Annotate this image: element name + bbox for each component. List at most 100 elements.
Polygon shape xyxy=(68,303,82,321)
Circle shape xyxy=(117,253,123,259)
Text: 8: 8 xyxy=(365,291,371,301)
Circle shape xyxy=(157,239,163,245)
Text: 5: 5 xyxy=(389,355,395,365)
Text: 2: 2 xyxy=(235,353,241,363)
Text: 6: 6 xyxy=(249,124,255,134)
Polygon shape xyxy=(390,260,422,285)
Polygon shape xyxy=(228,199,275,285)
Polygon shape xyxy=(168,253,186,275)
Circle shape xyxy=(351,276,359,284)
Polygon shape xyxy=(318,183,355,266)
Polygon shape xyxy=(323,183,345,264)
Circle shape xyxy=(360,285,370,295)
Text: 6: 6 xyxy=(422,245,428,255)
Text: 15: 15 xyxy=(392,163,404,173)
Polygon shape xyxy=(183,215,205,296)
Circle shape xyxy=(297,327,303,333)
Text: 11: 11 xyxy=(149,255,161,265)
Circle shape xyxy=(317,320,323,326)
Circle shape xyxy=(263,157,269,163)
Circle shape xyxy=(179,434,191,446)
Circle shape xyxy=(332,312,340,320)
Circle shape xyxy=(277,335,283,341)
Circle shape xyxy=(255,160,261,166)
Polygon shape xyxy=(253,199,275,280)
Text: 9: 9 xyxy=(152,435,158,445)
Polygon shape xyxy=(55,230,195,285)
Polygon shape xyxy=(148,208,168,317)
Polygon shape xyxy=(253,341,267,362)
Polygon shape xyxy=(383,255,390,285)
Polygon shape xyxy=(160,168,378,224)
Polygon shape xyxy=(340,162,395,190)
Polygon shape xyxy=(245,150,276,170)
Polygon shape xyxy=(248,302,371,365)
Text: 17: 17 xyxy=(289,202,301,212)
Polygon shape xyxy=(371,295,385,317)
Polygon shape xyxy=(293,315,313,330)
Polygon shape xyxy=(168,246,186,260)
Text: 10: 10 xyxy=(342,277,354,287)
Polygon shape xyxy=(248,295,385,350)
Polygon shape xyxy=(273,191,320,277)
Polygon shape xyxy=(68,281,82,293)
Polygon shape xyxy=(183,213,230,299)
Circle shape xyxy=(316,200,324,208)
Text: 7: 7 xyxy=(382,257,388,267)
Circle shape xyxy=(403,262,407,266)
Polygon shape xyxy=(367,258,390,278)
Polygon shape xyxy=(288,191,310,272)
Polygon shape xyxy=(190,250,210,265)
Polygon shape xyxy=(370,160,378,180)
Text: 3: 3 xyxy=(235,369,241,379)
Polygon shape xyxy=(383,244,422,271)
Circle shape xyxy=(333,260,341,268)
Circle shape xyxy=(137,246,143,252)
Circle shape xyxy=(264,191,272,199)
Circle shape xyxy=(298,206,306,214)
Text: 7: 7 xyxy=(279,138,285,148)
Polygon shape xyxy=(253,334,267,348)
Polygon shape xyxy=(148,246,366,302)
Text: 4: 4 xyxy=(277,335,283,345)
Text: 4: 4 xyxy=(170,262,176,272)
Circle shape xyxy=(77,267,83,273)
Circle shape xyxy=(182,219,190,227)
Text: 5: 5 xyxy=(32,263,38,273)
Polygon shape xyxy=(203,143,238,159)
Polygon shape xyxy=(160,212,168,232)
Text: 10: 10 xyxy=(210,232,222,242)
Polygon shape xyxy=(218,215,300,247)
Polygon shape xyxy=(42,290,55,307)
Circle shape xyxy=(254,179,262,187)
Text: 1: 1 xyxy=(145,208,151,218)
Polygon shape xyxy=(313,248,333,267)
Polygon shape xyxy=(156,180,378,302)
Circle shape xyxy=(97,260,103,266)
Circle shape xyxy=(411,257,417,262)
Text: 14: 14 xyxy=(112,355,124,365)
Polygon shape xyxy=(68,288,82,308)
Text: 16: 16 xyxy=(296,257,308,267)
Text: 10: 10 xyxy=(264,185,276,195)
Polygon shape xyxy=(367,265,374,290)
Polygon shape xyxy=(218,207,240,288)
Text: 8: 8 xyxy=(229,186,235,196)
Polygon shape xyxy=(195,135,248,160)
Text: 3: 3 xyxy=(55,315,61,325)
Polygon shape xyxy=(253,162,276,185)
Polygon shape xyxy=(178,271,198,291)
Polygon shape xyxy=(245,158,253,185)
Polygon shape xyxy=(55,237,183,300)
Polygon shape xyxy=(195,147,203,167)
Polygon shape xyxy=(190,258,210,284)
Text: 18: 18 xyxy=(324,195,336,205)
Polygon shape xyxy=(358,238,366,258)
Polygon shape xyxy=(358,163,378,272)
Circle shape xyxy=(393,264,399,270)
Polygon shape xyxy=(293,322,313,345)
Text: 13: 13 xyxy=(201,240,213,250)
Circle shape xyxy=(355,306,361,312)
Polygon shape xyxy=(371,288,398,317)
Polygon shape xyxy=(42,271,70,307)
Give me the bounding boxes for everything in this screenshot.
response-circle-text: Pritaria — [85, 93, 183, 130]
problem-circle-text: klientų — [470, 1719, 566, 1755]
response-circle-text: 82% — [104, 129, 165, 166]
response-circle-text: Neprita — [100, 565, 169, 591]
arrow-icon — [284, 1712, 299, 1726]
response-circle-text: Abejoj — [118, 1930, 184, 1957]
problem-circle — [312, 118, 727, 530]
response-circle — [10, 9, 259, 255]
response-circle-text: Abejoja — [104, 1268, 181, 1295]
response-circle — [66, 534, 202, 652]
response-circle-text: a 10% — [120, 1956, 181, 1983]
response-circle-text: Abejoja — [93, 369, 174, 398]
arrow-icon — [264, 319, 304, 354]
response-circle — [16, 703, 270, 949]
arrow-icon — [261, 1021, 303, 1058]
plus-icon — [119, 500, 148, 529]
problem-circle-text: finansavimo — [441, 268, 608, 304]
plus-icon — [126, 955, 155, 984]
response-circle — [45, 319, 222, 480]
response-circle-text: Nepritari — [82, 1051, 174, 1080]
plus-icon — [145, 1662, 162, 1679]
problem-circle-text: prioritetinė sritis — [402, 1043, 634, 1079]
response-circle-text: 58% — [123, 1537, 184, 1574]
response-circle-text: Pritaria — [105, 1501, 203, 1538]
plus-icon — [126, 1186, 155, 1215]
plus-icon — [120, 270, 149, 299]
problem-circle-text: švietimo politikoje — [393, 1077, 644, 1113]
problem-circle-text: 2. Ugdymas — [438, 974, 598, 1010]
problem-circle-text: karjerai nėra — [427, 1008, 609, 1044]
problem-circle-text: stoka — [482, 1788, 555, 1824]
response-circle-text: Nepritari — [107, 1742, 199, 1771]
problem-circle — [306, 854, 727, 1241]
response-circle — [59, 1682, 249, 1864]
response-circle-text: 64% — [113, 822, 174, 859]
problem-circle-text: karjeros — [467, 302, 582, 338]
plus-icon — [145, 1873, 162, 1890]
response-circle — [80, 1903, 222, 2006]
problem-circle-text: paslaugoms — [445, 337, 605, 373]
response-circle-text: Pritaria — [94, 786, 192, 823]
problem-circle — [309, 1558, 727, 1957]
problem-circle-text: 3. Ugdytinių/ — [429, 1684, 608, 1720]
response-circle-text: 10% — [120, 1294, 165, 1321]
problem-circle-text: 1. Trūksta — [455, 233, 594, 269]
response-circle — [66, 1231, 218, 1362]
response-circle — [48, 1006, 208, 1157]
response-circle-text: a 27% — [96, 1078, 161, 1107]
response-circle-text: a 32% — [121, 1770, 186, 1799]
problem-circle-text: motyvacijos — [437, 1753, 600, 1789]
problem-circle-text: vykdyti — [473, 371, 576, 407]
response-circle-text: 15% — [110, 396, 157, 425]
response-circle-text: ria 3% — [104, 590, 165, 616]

━━━━━━━━

## WRITTEN PROBLEM:
Reproduce all of the records above, line for line, keeping every character unchanged.

## EXPECTED ANSWER:
Annotate this image: element name + bbox for each component. List at most 100 elements.
Polygon shape xyxy=(68,303,82,321)
Circle shape xyxy=(117,253,123,259)
Text: 8: 8 xyxy=(365,291,371,301)
Circle shape xyxy=(157,239,163,245)
Text: 5: 5 xyxy=(389,355,395,365)
Text: 2: 2 xyxy=(235,353,241,363)
Text: 6: 6 xyxy=(249,124,255,134)
Polygon shape xyxy=(390,260,422,285)
Polygon shape xyxy=(228,199,275,285)
Polygon shape xyxy=(168,253,186,275)
Circle shape xyxy=(351,276,359,284)
Polygon shape xyxy=(318,183,355,266)
Polygon shape xyxy=(323,183,345,264)
Circle shape xyxy=(360,285,370,295)
Text: 6: 6 xyxy=(422,245,428,255)
Text: 15: 15 xyxy=(392,163,404,173)
Polygon shape xyxy=(183,215,205,296)
Circle shape xyxy=(297,327,303,333)
Text: 11: 11 xyxy=(149,255,161,265)
Circle shape xyxy=(317,320,323,326)
Circle shape xyxy=(263,157,269,163)
Circle shape xyxy=(179,434,191,446)
Circle shape xyxy=(332,312,340,320)
Circle shape xyxy=(277,335,283,341)
Circle shape xyxy=(255,160,261,166)
Polygon shape xyxy=(253,199,275,280)
Text: 9: 9 xyxy=(152,435,158,445)
Polygon shape xyxy=(55,230,195,285)
Polygon shape xyxy=(148,208,168,317)
Polygon shape xyxy=(253,341,267,362)
Polygon shape xyxy=(383,255,390,285)
Polygon shape xyxy=(160,168,378,224)
Polygon shape xyxy=(340,162,395,190)
Polygon shape xyxy=(245,150,276,170)
Polygon shape xyxy=(248,302,371,365)
Text: 17: 17 xyxy=(289,202,301,212)
Polygon shape xyxy=(371,295,385,317)
Polygon shape xyxy=(293,315,313,330)
Polygon shape xyxy=(168,246,186,260)
Text: 10: 10 xyxy=(342,277,354,287)
Polygon shape xyxy=(248,295,385,350)
Polygon shape xyxy=(273,191,320,277)
Polygon shape xyxy=(68,281,82,293)
Polygon shape xyxy=(183,213,230,299)
Circle shape xyxy=(316,200,324,208)
Text: 7: 7 xyxy=(382,257,388,267)
Circle shape xyxy=(403,262,407,266)
Polygon shape xyxy=(367,258,390,278)
Polygon shape xyxy=(288,191,310,272)
Polygon shape xyxy=(190,250,210,265)
Polygon shape xyxy=(370,160,378,180)
Text: 3: 3 xyxy=(235,369,241,379)
Polygon shape xyxy=(383,244,422,271)
Circle shape xyxy=(333,260,341,268)
Circle shape xyxy=(137,246,143,252)
Circle shape xyxy=(264,191,272,199)
Circle shape xyxy=(298,206,306,214)
Text: 7: 7 xyxy=(279,138,285,148)
Polygon shape xyxy=(253,334,267,348)
Polygon shape xyxy=(148,246,366,302)
Text: 4: 4 xyxy=(277,335,283,345)
Text: 4: 4 xyxy=(170,262,176,272)
Circle shape xyxy=(77,267,83,273)
Circle shape xyxy=(182,219,190,227)
Text: 5: 5 xyxy=(32,263,38,273)
Polygon shape xyxy=(203,143,238,159)
Polygon shape xyxy=(160,212,168,232)
Text: 10: 10 xyxy=(210,232,222,242)
Polygon shape xyxy=(218,215,300,247)
Polygon shape xyxy=(42,290,55,307)
Circle shape xyxy=(254,179,262,187)
Text: 1: 1 xyxy=(145,208,151,218)
Polygon shape xyxy=(313,248,333,267)
Polygon shape xyxy=(156,180,378,302)
Circle shape xyxy=(97,260,103,266)
Circle shape xyxy=(411,257,417,262)
Text: 14: 14 xyxy=(112,355,124,365)
Polygon shape xyxy=(68,288,82,308)
Text: 16: 16 xyxy=(296,257,308,267)
Text: 10: 10 xyxy=(264,185,276,195)
Polygon shape xyxy=(367,265,374,290)
Polygon shape xyxy=(218,207,240,288)
Text: 8: 8 xyxy=(229,186,235,196)
Polygon shape xyxy=(195,135,248,160)
Text: 3: 3 xyxy=(55,315,61,325)
Polygon shape xyxy=(253,162,276,185)
Polygon shape xyxy=(178,271,198,291)
Polygon shape xyxy=(245,158,253,185)
Polygon shape xyxy=(55,237,183,300)
Polygon shape xyxy=(195,147,203,167)
Polygon shape xyxy=(190,258,210,284)
Text: 18: 18 xyxy=(324,195,336,205)
Polygon shape xyxy=(358,238,366,258)
Polygon shape xyxy=(358,163,378,272)
Circle shape xyxy=(393,264,399,270)
Polygon shape xyxy=(293,322,313,345)
Text: 13: 13 xyxy=(201,240,213,250)
Circle shape xyxy=(355,306,361,312)
Polygon shape xyxy=(371,288,398,317)
Polygon shape xyxy=(42,271,70,307)
Give me the bounding boxes for everything in this screenshot.
response-circle-text: Pritaria — [85, 93, 183, 130]
problem-circle-text: klientų — [470, 1719, 566, 1755]
response-circle-text: 82% — [104, 129, 165, 166]
response-circle-text: Neprita — [100, 565, 169, 591]
arrow-icon — [284, 1712, 299, 1726]
response-circle-text: Abejoj — [118, 1930, 184, 1957]
problem-circle — [312, 118, 727, 530]
response-circle — [10, 9, 259, 255]
response-circle-text: Abejoja — [104, 1268, 181, 1295]
response-circle — [66, 534, 202, 652]
response-circle-text: a 10% — [120, 1956, 181, 1983]
response-circle-text: Abejoja — [93, 369, 174, 398]
arrow-icon — [264, 319, 304, 354]
response-circle — [16, 703, 270, 949]
arrow-icon — [261, 1021, 303, 1058]
plus-icon — [119, 500, 148, 529]
problem-circle-text: finansavimo — [441, 268, 608, 304]
plus-icon — [126, 955, 155, 984]
response-circle — [45, 319, 222, 480]
response-circle-text: Nepritari — [82, 1051, 174, 1080]
plus-icon — [145, 1662, 162, 1679]
problem-circle-text: prioritetinė sritis — [402, 1043, 634, 1079]
response-circle-text: 58% — [123, 1537, 184, 1574]
response-circle-text: Pritaria — [105, 1501, 203, 1538]
plus-icon — [126, 1186, 155, 1215]
plus-icon — [120, 270, 149, 299]
problem-circle-text: švietimo politikoje — [393, 1077, 644, 1113]
problem-circle-text: 2. Ugdymas — [438, 974, 598, 1010]
problem-circle-text: karjerai nėra — [427, 1008, 609, 1044]
problem-circle-text: stoka — [482, 1788, 555, 1824]
response-circle-text: Nepritari — [107, 1742, 199, 1771]
problem-circle — [306, 854, 727, 1241]
response-circle — [59, 1682, 249, 1864]
response-circle-text: 64% — [113, 822, 174, 859]
problem-circle-text: karjeros — [467, 302, 582, 338]
plus-icon — [145, 1873, 162, 1890]
response-circle — [80, 1903, 222, 2006]
problem-circle-text: paslaugoms — [445, 337, 605, 373]
response-circle-text: Pritaria — [94, 786, 192, 823]
problem-circle — [309, 1558, 727, 1957]
problem-circle-text: 3. Ugdytinių/ — [429, 1684, 608, 1720]
response-circle-text: 10% — [120, 1294, 165, 1321]
problem-circle-text: 1. Trūksta — [455, 233, 594, 269]
response-circle — [66, 1231, 218, 1362]
response-circle — [48, 1006, 208, 1157]
response-circle-text: a 27% — [96, 1078, 161, 1107]
response-circle-text: a 32% — [121, 1770, 186, 1799]
problem-circle-text: motyvacijos — [437, 1753, 600, 1789]
problem-circle-text: vykdyti — [473, 371, 576, 407]
response-circle-text: 15% — [110, 396, 157, 425]
response-circle-text: ria 3% — [104, 590, 165, 616]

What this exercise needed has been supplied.